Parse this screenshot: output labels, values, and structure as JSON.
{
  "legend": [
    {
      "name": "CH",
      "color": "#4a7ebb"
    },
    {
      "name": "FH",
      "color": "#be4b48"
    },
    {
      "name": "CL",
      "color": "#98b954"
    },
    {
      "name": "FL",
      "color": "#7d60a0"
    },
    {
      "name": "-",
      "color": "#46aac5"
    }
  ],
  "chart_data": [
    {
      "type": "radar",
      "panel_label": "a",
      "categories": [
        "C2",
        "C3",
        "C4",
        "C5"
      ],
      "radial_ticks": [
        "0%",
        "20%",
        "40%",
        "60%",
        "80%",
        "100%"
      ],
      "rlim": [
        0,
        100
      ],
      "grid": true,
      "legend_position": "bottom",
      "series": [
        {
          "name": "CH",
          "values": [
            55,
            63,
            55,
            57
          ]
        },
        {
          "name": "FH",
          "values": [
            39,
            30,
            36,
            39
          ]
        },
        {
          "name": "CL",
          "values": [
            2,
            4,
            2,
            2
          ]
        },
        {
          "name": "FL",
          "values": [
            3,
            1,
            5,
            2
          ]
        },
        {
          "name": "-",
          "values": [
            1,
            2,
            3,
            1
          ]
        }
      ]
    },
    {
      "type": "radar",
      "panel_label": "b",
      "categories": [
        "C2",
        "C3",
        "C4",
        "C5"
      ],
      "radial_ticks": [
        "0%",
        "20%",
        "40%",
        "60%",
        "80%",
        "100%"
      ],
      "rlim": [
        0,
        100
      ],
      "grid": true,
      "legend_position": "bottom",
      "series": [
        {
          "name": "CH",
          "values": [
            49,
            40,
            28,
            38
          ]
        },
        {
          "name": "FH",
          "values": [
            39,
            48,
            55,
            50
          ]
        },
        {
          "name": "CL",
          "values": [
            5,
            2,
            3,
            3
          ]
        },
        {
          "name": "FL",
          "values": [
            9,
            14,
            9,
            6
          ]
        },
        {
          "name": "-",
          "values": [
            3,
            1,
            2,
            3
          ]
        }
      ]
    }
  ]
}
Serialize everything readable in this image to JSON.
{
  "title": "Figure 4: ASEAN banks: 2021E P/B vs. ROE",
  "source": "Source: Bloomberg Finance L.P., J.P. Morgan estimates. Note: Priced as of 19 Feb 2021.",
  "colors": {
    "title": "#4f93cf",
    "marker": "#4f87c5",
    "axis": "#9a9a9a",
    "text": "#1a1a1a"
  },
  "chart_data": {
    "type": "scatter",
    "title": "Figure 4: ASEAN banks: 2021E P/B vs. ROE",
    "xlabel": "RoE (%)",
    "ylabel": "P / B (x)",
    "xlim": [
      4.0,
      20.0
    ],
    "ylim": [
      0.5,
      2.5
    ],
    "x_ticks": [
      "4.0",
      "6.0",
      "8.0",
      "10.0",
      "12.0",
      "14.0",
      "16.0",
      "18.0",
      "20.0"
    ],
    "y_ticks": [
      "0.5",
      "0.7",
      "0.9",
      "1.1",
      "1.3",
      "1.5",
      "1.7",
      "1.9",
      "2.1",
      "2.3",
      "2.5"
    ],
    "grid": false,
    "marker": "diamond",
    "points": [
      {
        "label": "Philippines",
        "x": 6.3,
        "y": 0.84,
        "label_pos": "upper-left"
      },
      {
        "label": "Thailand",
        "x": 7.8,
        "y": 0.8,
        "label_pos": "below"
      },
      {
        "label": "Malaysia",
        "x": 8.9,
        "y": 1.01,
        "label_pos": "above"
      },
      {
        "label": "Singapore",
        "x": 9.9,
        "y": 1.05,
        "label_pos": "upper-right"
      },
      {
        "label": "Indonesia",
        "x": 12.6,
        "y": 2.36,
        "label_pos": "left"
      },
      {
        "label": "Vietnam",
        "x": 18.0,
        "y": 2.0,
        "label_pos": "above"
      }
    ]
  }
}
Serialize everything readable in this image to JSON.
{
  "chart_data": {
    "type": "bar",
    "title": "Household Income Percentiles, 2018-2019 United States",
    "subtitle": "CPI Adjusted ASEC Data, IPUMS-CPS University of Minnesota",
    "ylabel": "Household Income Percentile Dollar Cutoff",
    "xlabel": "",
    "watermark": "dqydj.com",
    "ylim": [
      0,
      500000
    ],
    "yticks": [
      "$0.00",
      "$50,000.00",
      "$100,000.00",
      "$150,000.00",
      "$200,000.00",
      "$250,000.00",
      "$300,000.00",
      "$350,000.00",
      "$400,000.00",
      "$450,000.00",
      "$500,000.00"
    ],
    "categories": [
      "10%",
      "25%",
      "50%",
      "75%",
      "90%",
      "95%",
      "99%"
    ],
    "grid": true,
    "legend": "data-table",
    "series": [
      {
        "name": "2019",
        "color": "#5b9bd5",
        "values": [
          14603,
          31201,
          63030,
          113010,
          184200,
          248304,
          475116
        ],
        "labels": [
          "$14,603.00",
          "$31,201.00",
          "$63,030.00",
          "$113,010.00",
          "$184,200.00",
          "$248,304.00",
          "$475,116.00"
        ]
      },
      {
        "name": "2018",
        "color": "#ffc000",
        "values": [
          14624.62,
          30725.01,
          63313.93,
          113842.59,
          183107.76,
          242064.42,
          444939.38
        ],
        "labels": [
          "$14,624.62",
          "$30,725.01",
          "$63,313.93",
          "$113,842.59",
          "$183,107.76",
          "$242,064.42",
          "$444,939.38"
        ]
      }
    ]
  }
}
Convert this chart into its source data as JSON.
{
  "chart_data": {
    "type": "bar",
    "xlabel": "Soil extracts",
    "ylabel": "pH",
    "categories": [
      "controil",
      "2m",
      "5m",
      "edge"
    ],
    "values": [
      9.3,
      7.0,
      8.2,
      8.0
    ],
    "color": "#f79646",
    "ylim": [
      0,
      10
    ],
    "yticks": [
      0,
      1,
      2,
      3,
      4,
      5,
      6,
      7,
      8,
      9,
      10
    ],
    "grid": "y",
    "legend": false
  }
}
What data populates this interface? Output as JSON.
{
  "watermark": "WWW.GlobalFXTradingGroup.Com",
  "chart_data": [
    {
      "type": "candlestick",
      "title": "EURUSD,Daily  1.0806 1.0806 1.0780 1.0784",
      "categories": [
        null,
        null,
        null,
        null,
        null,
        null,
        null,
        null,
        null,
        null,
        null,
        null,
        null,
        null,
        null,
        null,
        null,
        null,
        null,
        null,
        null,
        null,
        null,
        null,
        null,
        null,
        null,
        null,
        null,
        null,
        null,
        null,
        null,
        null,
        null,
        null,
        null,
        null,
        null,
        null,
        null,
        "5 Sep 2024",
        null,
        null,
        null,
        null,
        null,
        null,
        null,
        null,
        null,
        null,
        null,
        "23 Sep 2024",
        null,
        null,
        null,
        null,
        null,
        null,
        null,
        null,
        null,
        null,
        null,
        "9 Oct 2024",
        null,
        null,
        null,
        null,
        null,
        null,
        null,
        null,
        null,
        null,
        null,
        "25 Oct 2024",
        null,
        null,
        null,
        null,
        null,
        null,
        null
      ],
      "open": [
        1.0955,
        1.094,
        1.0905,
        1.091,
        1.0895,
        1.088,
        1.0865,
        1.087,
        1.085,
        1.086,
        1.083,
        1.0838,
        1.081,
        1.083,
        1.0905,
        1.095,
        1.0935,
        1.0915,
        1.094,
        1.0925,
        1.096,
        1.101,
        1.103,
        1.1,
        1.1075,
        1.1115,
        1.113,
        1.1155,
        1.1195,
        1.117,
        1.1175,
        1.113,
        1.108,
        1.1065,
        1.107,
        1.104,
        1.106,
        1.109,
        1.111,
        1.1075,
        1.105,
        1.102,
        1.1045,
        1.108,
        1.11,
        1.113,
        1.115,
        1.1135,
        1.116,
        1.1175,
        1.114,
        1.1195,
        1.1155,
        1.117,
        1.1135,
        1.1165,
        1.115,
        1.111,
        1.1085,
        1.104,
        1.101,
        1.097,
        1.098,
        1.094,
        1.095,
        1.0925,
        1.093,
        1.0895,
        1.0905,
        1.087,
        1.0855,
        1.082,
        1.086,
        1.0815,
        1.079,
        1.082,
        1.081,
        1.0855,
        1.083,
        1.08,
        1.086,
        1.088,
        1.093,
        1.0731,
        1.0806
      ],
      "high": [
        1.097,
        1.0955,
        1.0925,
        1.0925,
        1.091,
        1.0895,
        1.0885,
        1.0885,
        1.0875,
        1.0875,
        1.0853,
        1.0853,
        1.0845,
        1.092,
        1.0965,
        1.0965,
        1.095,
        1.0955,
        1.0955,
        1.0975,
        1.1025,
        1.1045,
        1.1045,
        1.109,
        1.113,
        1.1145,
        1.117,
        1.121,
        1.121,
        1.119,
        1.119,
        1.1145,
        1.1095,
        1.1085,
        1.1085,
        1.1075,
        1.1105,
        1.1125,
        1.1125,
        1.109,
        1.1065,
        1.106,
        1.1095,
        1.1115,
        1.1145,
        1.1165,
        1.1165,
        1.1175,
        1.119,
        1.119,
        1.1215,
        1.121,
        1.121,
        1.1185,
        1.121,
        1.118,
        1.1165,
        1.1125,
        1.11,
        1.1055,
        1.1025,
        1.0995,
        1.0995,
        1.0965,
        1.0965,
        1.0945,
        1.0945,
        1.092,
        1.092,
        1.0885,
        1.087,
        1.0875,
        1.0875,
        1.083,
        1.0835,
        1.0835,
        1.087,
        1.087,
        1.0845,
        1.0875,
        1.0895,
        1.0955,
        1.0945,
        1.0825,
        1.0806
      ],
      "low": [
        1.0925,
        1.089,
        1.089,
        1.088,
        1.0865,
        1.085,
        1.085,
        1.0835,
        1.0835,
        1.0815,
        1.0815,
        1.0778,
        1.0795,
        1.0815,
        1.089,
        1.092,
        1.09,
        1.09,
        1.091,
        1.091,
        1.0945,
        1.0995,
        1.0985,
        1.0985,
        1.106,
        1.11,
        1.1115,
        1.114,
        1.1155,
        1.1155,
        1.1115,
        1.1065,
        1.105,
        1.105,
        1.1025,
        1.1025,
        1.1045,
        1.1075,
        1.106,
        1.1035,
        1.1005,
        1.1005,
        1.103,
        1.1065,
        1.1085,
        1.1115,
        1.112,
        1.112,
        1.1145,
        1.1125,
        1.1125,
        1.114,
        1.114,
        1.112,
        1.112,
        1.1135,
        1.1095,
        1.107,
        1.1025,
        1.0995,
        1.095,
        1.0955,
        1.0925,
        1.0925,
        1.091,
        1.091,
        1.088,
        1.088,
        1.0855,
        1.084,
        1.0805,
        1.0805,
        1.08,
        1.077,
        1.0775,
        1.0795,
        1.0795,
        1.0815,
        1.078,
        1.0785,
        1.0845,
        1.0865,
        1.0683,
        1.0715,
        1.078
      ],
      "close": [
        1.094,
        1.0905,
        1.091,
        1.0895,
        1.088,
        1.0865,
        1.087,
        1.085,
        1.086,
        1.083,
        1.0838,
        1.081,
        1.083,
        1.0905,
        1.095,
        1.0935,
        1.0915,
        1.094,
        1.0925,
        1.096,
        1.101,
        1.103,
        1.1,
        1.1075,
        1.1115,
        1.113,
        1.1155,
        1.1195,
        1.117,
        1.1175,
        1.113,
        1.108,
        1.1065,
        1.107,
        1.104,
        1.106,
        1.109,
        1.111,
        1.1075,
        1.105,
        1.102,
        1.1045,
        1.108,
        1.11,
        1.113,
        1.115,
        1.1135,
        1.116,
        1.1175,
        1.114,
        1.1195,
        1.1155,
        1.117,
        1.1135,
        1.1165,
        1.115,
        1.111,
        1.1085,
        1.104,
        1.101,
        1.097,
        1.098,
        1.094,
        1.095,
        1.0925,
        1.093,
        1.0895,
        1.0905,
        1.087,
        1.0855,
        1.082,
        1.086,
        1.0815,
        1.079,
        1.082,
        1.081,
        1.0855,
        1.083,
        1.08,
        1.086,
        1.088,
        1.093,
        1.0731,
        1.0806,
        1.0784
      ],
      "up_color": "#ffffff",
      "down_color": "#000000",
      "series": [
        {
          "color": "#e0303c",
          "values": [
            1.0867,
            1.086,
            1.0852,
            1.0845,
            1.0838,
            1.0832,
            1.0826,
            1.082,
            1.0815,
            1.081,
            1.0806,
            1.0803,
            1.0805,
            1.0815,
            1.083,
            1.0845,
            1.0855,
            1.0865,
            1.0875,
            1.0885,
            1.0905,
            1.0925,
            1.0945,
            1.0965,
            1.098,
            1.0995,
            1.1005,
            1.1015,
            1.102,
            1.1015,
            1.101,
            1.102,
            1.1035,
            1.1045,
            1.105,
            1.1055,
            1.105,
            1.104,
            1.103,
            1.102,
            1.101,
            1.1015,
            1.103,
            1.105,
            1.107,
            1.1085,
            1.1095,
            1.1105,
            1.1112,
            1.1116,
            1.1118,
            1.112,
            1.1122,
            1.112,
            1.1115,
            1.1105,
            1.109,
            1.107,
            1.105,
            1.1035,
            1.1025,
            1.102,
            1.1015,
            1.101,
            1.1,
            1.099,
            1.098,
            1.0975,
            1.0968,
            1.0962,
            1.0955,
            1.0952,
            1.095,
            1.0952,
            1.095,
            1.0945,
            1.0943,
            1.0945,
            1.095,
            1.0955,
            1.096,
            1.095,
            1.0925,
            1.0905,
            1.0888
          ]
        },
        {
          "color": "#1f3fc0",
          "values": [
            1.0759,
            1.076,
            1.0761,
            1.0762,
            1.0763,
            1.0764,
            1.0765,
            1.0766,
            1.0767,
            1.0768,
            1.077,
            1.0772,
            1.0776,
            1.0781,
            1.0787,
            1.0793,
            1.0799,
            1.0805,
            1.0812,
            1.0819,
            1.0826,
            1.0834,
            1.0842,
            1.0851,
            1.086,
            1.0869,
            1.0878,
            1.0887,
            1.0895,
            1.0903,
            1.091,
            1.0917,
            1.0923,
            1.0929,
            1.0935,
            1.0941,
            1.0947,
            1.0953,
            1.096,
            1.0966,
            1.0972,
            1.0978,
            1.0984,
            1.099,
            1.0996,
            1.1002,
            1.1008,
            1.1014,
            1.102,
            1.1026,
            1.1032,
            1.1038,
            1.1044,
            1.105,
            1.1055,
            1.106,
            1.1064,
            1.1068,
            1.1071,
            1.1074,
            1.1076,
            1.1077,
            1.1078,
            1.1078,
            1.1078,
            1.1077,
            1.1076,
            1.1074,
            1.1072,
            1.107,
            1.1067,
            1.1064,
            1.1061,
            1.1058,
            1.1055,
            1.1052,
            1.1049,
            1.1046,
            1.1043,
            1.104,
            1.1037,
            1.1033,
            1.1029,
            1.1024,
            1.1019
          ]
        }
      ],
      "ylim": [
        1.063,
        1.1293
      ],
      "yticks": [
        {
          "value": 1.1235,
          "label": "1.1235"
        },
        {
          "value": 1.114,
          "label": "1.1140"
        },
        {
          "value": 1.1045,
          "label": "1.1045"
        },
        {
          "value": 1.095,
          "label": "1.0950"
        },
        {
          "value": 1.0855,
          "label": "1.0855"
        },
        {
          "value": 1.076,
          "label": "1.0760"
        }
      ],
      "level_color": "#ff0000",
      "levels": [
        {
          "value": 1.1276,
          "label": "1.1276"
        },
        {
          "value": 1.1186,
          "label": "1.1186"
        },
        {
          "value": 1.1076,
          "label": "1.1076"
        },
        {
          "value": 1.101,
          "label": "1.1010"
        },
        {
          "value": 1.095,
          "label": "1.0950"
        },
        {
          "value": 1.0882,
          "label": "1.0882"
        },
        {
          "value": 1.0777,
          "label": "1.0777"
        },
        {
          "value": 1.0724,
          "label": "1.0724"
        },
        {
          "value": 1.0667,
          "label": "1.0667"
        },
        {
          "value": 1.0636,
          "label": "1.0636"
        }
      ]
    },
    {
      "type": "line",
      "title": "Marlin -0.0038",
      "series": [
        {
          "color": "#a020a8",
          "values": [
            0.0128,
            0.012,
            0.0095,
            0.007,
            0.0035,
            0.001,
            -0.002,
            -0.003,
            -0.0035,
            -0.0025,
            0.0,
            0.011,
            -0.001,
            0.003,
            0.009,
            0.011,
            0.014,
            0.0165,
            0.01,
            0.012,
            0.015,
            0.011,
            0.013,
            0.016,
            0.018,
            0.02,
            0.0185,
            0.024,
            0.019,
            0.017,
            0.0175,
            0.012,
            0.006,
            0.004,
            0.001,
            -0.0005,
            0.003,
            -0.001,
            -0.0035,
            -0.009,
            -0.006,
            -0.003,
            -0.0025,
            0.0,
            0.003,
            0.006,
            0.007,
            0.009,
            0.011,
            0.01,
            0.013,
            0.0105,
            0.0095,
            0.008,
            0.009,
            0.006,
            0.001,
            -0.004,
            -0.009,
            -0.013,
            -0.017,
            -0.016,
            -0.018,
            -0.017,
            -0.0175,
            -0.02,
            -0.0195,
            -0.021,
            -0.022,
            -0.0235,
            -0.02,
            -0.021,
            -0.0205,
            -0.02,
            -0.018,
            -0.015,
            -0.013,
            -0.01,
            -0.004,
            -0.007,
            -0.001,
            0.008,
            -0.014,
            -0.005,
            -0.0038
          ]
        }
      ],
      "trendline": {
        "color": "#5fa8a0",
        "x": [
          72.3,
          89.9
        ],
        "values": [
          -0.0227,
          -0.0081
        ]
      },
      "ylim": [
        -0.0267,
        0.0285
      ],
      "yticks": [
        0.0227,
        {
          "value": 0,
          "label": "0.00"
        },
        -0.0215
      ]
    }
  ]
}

────────

> _WORK TO DO_
Find and copy each line above that includes the string "Household".

> _SOLUTION_
    "title": "Household Income Percentiles, 2018-2019 United States",
    "ylabel": "Household Income Percentile Dollar Cutoff",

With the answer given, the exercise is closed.